Supplied records ::

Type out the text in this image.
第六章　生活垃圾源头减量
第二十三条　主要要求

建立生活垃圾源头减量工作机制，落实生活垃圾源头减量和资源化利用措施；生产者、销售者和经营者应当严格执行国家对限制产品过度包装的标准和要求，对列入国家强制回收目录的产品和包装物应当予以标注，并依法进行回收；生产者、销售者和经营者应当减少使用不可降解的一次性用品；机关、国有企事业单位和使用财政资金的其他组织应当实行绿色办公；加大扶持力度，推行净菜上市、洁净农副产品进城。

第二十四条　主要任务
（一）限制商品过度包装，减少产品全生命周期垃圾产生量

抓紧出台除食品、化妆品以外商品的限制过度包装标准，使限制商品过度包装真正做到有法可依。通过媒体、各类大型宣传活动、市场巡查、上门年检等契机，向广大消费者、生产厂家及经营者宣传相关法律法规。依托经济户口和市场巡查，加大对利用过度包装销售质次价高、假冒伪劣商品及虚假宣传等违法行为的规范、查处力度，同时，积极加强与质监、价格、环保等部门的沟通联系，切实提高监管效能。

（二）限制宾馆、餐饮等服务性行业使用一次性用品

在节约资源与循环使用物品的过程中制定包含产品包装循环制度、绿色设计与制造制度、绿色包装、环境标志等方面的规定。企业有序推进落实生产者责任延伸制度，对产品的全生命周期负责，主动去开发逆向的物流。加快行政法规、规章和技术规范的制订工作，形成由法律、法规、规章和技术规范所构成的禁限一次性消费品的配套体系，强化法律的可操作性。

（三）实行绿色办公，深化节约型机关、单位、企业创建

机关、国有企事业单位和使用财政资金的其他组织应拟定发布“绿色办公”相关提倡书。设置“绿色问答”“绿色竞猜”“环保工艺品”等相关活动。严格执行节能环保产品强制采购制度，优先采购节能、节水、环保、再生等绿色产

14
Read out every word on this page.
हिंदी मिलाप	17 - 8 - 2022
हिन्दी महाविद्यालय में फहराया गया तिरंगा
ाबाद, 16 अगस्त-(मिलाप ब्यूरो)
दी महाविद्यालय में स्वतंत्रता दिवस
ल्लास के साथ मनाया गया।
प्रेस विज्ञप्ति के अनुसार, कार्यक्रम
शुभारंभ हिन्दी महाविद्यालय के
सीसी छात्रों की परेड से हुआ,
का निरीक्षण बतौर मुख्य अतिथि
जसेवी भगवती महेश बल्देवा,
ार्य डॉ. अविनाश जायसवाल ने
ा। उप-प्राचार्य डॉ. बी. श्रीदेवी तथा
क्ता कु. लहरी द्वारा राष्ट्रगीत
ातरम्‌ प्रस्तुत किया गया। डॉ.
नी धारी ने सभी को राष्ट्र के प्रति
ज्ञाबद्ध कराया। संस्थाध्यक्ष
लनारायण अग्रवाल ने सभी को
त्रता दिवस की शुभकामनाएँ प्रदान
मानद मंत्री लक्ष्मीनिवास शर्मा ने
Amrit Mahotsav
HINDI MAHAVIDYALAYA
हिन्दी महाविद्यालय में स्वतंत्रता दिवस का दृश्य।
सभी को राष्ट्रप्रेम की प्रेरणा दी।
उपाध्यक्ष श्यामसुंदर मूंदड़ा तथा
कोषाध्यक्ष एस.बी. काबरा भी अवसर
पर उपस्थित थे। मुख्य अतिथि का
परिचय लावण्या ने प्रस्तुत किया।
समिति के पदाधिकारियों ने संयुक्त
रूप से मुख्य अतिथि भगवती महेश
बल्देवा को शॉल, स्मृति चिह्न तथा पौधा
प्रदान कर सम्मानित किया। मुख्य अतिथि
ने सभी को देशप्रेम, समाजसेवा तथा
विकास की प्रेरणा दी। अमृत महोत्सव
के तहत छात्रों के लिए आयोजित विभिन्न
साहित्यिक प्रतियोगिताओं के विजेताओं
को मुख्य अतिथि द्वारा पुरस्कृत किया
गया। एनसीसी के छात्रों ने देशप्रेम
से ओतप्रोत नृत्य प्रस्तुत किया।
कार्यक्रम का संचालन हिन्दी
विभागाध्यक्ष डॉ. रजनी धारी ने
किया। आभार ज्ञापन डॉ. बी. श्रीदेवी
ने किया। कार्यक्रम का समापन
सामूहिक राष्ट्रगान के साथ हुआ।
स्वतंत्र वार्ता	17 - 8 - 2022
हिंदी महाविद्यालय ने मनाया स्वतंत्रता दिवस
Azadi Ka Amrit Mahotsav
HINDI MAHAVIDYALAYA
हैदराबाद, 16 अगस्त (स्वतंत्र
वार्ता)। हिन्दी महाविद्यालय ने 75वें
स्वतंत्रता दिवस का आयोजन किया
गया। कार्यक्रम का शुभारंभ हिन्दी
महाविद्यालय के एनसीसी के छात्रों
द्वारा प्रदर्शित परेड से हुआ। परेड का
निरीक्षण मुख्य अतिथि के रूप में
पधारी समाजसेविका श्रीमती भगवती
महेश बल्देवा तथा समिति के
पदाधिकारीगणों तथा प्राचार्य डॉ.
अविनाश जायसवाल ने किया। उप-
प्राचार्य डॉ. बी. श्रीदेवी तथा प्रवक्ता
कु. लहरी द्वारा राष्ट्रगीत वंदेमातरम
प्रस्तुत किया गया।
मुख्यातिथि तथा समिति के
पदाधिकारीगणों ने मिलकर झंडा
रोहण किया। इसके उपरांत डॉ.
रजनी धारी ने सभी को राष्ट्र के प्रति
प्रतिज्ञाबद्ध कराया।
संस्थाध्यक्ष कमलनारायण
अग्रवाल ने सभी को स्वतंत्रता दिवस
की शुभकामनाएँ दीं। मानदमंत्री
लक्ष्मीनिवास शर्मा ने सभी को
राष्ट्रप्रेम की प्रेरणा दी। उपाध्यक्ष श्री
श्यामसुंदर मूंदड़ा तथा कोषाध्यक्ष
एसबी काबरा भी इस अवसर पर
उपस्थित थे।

Exercise :: Identify the lines above with the word "this". Copy them.

Exercise solution ::
Type out the text in this image.
Read out every word on this page.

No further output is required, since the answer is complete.